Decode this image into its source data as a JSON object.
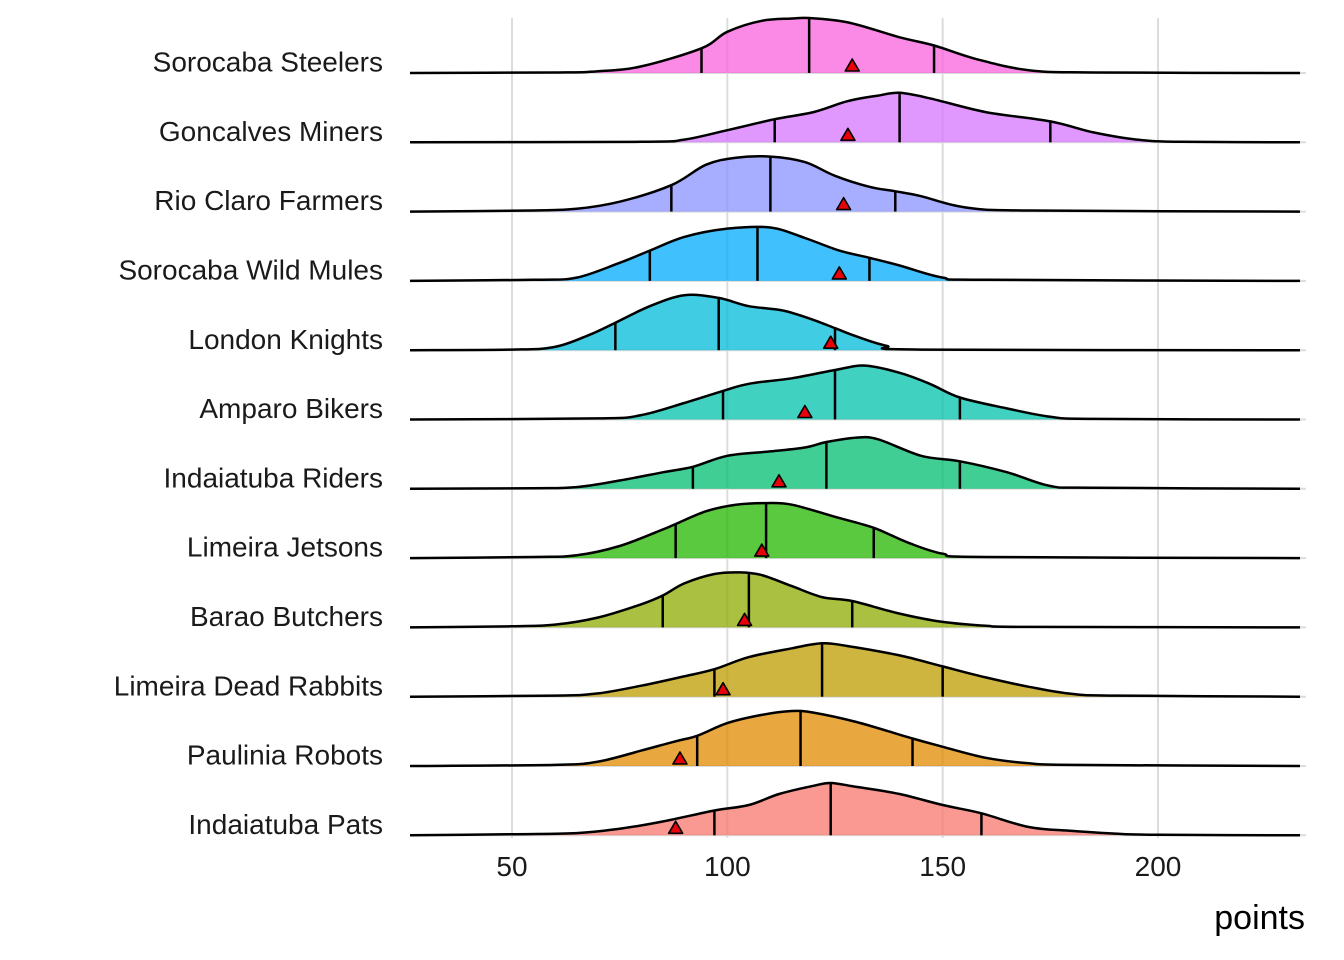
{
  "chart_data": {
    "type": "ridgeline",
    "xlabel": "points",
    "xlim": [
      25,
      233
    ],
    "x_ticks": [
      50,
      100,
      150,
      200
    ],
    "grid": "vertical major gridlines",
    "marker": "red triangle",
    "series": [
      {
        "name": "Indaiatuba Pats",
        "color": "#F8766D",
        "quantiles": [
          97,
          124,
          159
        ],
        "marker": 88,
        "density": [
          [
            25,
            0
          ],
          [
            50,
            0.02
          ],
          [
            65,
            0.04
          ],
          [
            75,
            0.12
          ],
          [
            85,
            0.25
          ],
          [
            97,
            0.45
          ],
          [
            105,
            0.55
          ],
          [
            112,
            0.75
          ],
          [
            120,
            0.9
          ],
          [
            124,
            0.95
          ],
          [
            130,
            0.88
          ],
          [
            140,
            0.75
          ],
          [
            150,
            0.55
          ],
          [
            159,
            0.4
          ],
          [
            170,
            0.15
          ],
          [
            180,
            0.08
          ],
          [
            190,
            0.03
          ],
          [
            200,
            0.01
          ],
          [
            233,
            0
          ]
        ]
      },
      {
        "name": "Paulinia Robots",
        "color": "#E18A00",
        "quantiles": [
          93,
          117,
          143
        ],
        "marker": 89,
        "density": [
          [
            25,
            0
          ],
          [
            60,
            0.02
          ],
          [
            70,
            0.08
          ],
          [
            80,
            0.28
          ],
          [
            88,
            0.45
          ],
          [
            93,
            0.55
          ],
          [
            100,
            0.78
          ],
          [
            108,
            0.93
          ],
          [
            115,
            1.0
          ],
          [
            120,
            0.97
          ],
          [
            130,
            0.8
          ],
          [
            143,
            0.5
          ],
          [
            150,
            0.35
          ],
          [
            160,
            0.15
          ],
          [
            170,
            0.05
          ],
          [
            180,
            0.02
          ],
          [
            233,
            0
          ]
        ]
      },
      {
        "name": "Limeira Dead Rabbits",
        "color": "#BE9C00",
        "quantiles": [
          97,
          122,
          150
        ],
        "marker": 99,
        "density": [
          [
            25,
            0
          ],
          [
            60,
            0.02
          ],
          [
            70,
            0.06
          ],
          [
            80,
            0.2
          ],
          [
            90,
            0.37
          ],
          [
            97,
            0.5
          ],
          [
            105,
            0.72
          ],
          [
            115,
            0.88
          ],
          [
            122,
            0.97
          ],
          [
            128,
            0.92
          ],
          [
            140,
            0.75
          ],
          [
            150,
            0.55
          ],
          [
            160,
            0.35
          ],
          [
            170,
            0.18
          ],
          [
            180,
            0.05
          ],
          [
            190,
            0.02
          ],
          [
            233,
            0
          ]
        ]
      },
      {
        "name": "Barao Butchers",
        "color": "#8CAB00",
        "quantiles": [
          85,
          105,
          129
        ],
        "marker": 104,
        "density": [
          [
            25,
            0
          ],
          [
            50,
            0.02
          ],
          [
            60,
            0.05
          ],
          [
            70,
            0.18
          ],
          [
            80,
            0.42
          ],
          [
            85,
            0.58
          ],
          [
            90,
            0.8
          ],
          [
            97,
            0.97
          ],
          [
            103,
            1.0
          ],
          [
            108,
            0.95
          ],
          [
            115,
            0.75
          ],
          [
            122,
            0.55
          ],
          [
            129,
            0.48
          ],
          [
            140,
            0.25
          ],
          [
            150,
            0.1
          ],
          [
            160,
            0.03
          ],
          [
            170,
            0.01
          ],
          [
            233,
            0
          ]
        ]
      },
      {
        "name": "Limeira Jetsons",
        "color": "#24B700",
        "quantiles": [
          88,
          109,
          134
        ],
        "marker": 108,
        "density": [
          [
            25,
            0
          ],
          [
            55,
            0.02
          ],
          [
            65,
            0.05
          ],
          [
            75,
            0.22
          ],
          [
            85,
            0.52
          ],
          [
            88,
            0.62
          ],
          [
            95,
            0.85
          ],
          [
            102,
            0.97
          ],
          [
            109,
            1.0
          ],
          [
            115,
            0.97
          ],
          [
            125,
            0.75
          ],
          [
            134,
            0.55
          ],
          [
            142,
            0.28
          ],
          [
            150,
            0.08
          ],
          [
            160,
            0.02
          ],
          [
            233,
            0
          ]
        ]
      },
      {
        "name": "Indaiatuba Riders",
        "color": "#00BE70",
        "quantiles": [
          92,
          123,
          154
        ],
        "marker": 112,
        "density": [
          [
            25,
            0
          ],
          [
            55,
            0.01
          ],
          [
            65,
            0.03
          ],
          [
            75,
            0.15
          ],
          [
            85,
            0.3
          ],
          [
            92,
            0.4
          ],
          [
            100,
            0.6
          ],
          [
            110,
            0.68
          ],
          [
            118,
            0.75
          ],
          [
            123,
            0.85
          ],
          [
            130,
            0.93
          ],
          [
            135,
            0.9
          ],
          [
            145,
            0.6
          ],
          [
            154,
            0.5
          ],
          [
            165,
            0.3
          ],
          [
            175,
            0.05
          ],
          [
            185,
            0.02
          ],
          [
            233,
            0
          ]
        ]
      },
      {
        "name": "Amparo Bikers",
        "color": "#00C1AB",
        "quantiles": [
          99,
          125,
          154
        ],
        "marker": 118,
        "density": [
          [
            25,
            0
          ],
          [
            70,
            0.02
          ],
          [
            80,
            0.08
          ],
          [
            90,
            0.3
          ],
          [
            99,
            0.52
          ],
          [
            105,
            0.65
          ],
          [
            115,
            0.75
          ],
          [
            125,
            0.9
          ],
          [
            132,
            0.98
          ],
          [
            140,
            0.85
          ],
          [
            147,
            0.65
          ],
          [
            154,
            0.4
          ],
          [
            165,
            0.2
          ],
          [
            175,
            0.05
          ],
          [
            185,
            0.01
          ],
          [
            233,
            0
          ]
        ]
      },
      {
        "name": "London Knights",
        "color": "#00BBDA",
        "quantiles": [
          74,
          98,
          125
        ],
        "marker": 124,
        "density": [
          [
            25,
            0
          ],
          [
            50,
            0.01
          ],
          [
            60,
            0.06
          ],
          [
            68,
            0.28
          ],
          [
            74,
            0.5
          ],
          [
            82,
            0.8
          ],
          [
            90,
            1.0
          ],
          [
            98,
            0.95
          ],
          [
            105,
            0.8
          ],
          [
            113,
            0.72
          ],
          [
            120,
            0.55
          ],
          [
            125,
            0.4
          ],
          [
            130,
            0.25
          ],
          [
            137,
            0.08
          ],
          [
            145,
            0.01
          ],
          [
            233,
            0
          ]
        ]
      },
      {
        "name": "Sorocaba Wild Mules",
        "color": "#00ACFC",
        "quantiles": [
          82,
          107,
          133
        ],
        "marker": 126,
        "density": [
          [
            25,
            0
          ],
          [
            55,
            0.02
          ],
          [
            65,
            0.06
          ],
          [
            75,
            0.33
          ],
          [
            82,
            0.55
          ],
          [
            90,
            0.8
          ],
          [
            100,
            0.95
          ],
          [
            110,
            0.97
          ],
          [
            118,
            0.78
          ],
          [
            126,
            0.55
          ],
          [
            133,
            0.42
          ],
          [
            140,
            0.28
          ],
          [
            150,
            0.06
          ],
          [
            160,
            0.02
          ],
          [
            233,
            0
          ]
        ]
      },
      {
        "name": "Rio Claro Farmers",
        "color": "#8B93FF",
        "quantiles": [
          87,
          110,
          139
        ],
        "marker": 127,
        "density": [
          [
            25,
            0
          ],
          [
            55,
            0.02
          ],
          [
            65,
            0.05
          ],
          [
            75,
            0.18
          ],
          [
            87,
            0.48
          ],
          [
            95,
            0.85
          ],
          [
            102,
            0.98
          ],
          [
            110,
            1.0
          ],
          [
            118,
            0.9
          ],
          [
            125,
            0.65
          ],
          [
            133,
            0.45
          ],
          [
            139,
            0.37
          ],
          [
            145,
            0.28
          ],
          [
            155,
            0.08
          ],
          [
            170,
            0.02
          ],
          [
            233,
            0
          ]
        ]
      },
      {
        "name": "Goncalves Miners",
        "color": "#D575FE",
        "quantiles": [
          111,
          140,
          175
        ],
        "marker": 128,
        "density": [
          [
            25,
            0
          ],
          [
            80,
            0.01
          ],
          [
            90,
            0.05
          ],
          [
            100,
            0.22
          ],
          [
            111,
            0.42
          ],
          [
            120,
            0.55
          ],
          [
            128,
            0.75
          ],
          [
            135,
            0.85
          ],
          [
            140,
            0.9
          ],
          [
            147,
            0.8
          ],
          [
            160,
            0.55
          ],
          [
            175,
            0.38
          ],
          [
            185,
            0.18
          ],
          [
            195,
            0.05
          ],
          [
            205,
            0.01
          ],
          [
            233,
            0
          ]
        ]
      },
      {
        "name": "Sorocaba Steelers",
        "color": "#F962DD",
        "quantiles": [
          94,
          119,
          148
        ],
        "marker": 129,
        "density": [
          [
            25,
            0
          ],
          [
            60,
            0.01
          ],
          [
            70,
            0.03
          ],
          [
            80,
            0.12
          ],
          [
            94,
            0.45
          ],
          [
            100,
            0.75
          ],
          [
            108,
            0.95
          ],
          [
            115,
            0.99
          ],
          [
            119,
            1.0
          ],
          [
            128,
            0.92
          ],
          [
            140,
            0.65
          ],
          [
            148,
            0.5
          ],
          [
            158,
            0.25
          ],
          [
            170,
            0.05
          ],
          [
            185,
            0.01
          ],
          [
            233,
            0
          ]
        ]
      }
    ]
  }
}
^^^^^^^^
## [Set problem]
Lines containing the word "Sorocaba" are to be counted in the listing; state their number alone.

## [Final result]
2